Stated problem:
All entries must be extracted exactly, with nothing added or dropped.

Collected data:

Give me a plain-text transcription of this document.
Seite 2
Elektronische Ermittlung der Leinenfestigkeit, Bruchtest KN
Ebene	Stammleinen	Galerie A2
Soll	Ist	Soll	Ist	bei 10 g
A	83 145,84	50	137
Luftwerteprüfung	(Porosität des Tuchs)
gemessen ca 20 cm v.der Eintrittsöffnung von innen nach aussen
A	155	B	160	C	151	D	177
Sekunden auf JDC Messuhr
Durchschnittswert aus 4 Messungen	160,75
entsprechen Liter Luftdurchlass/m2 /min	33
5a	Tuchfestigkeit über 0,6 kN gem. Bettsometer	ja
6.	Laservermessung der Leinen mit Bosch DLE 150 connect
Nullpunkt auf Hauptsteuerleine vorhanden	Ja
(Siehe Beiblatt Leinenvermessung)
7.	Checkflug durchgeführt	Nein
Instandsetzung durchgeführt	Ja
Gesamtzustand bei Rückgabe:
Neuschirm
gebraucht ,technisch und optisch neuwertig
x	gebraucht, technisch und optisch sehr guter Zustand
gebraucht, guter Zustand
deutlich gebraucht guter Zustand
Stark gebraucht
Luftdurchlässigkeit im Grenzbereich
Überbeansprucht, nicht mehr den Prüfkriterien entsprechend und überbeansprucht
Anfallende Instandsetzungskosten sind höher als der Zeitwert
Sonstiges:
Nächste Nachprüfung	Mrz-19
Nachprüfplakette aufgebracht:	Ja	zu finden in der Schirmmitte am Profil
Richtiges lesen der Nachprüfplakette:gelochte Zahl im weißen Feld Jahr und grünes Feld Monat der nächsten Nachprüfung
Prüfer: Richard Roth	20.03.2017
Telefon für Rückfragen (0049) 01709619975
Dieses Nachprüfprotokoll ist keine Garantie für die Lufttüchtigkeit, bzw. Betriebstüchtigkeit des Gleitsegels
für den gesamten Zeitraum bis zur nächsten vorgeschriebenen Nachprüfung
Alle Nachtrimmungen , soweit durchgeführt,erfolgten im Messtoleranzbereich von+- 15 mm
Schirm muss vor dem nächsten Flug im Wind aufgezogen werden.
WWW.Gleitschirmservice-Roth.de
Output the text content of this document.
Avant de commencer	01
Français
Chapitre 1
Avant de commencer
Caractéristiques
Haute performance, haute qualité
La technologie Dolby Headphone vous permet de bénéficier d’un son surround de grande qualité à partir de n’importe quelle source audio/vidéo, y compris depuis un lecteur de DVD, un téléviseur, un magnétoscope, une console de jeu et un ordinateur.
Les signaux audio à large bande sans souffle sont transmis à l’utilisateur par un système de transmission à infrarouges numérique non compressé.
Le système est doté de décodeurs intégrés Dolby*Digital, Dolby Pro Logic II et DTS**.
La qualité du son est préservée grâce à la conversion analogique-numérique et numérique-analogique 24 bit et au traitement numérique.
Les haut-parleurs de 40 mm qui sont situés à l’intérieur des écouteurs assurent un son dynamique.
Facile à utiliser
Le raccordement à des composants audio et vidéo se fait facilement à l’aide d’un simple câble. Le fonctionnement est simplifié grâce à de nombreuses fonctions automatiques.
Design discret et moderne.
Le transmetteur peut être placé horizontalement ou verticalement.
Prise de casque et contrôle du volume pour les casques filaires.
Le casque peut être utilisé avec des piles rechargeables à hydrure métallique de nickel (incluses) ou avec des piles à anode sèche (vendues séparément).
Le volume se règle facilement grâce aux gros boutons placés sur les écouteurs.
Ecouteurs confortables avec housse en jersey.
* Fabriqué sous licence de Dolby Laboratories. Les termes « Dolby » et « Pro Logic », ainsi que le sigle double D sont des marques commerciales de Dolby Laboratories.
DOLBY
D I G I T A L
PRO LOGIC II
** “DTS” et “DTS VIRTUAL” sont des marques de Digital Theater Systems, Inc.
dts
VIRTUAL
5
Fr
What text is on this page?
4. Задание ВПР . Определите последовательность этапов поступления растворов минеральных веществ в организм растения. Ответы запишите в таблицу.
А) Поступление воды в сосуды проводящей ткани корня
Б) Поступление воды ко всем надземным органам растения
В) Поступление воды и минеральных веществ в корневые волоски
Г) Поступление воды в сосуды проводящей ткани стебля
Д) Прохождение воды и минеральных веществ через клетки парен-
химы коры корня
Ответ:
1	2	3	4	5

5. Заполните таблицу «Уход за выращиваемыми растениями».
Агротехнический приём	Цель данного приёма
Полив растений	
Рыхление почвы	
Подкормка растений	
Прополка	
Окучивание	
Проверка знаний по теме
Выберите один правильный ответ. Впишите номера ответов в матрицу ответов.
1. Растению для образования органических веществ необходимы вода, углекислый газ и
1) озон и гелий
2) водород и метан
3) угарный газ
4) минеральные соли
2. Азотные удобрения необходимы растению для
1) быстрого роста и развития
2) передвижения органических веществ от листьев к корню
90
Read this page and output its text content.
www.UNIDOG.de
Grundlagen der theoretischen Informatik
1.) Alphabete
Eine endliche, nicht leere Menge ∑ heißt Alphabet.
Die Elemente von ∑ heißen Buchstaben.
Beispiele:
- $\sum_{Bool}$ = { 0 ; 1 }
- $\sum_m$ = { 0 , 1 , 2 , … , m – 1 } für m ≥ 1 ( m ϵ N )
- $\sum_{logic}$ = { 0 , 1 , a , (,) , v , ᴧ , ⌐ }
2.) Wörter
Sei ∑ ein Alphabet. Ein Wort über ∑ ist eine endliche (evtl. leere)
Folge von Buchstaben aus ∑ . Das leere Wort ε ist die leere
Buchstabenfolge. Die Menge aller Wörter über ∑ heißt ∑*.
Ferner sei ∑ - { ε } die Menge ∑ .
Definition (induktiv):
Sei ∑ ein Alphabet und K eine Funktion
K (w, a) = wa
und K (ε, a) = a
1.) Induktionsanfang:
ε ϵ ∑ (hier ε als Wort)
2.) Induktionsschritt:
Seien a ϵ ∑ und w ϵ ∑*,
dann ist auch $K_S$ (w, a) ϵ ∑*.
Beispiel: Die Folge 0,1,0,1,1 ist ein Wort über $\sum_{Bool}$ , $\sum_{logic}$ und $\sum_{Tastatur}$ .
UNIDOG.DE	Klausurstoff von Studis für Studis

Solution to the exercise:
Give me a plain-text transcription of this document.
Seite 2
Elektronische Ermittlung der Leinenfestigkeit, Bruchtest KN
Ebene	Stammleinen	Galerie A2
Soll	Ist	Soll	Ist	bei 10 g
A	83 145,84	50	137
Luftwerteprüfung	(Porosität des Tuchs)
gemessen ca 20 cm v.der Eintrittsöffnung von innen nach aussen
A	155	B	160	C	151	D	177
Sekunden auf JDC Messuhr
Durchschnittswert aus 4 Messungen	160,75
entsprechen Liter Luftdurchlass/m2 /min	33
5a	Tuchfestigkeit über 0,6 kN gem. Bettsometer	ja
6.	Laservermessung der Leinen mit Bosch DLE 150 connect
Nullpunkt auf Hauptsteuerleine vorhanden	Ja
(Siehe Beiblatt Leinenvermessung)
7.	Checkflug durchgeführt	Nein
Instandsetzung durchgeführt	Ja
Gesamtzustand bei Rückgabe:
Neuschirm
gebraucht ,technisch und optisch neuwertig
x	gebraucht, technisch und optisch sehr guter Zustand
gebraucht, guter Zustand
deutlich gebraucht guter Zustand
Stark gebraucht
Luftdurchlässigkeit im Grenzbereich
Überbeansprucht, nicht mehr den Prüfkriterien entsprechend und überbeansprucht
Anfallende Instandsetzungskosten sind höher als der Zeitwert
Sonstiges:
Nächste Nachprüfung	Mrz-19
Nachprüfplakette aufgebracht:	Ja	zu finden in der Schirmmitte am Profil
Richtiges lesen der Nachprüfplakette:gelochte Zahl im weißen Feld Jahr und grünes Feld Monat der nächsten Nachprüfung
Prüfer: Richard Roth	20.03.2017
Telefon für Rückfragen (0049) 01709619975
Dieses Nachprüfprotokoll ist keine Garantie für die Lufttüchtigkeit, bzw. Betriebstüchtigkeit des Gleitsegels
für den gesamten Zeitraum bis zur nächsten vorgeschriebenen Nachprüfung
Alle Nachtrimmungen , soweit durchgeführt,erfolgten im Messtoleranzbereich von+- 15 mm
Schirm muss vor dem nächsten Flug im Wind aufgezogen werden.
WWW.Gleitschirmservice-Roth.de
Output the text content of this document.
Avant de commencer	01
Français
Chapitre 1
Avant de commencer
Caractéristiques
Haute performance, haute qualité
La technologie Dolby Headphone vous permet de bénéficier d’un son surround de grande qualité à partir de n’importe quelle source audio/vidéo, y compris depuis un lecteur de DVD, un téléviseur, un magnétoscope, une console de jeu et un ordinateur.
Les signaux audio à large bande sans souffle sont transmis à l’utilisateur par un système de transmission à infrarouges numérique non compressé.
Le système est doté de décodeurs intégrés Dolby*Digital, Dolby Pro Logic II et DTS**.
La qualité du son est préservée grâce à la conversion analogique-numérique et numérique-analogique 24 bit et au traitement numérique.
Les haut-parleurs de 40 mm qui sont situés à l’intérieur des écouteurs assurent un son dynamique.
Facile à utiliser
Le raccordement à des composants audio et vidéo se fait facilement à l’aide d’un simple câble. Le fonctionnement est simplifié grâce à de nombreuses fonctions automatiques.
Design discret et moderne.
Le transmetteur peut être placé horizontalement ou verticalement.
Prise de casque et contrôle du volume pour les casques filaires.
Le casque peut être utilisé avec des piles rechargeables à hydrure métallique de nickel (incluses) ou avec des piles à anode sèche (vendues séparément).
Le volume se règle facilement grâce aux gros boutons placés sur les écouteurs.
Ecouteurs confortables avec housse en jersey.
* Fabriqué sous licence de Dolby Laboratories. Les termes « Dolby » et « Pro Logic », ainsi que le sigle double D sont des marques commerciales de Dolby Laboratories.
DOLBY
D I G I T A L
PRO LOGIC II
** “DTS” et “DTS VIRTUAL” sont des marques de Digital Theater Systems, Inc.
dts
VIRTUAL
5
Fr
What text is on this page?
4. Задание ВПР . Определите последовательность этапов поступления растворов минеральных веществ в организм растения. Ответы запишите в таблицу.
А) Поступление воды в сосуды проводящей ткани корня
Б) Поступление воды ко всем надземным органам растения
В) Поступление воды и минеральных веществ в корневые волоски
Г) Поступление воды в сосуды проводящей ткани стебля
Д) Прохождение воды и минеральных веществ через клетки парен-
химы коры корня
Ответ:
1	2	3	4	5

5. Заполните таблицу «Уход за выращиваемыми растениями».
Агротехнический приём	Цель данного приёма
Полив растений	
Рыхление почвы	
Подкормка растений	
Прополка	
Окучивание	
Проверка знаний по теме
Выберите один правильный ответ. Впишите номера ответов в матрицу ответов.
1. Растению для образования органических веществ необходимы вода, углекислый газ и
1) озон и гелий
2) водород и метан
3) угарный газ
4) минеральные соли
2. Азотные удобрения необходимы растению для
1) быстрого роста и развития
2) передвижения органических веществ от листьев к корню
90
Read this page and output its text content.
www.UNIDOG.de
Grundlagen der theoretischen Informatik
1.) Alphabete
Eine endliche, nicht leere Menge ∑ heißt Alphabet.
Die Elemente von ∑ heißen Buchstaben.
Beispiele:
- $\sum_{Bool}$ = { 0 ; 1 }
- $\sum_m$ = { 0 , 1 , 2 , … , m – 1 } für m ≥ 1 ( m ϵ N )
- $\sum_{logic}$ = { 0 , 1 , a , (,) , v , ᴧ , ⌐ }
2.) Wörter
Sei ∑ ein Alphabet. Ein Wort über ∑ ist eine endliche (evtl. leere)
Folge von Buchstaben aus ∑ . Das leere Wort ε ist die leere
Buchstabenfolge. Die Menge aller Wörter über ∑ heißt ∑*.
Ferner sei ∑ - { ε } die Menge ∑ .
Definition (induktiv):
Sei ∑ ein Alphabet und K eine Funktion
K (w, a) = wa
und K (ε, a) = a
1.) Induktionsanfang:
ε ϵ ∑ (hier ε als Wort)
2.) Induktionsschritt:
Seien a ϵ ∑ und w ϵ ∑*,
dann ist auch $K_S$ (w, a) ϵ ∑*.
Beispiel: Die Folge 0,1,0,1,1 ist ein Wort über $\sum_{Bool}$ , $\sum_{logic}$ und $\sum_{Tastatur}$ .
UNIDOG.DE	Klausurstoff von Studis für Studis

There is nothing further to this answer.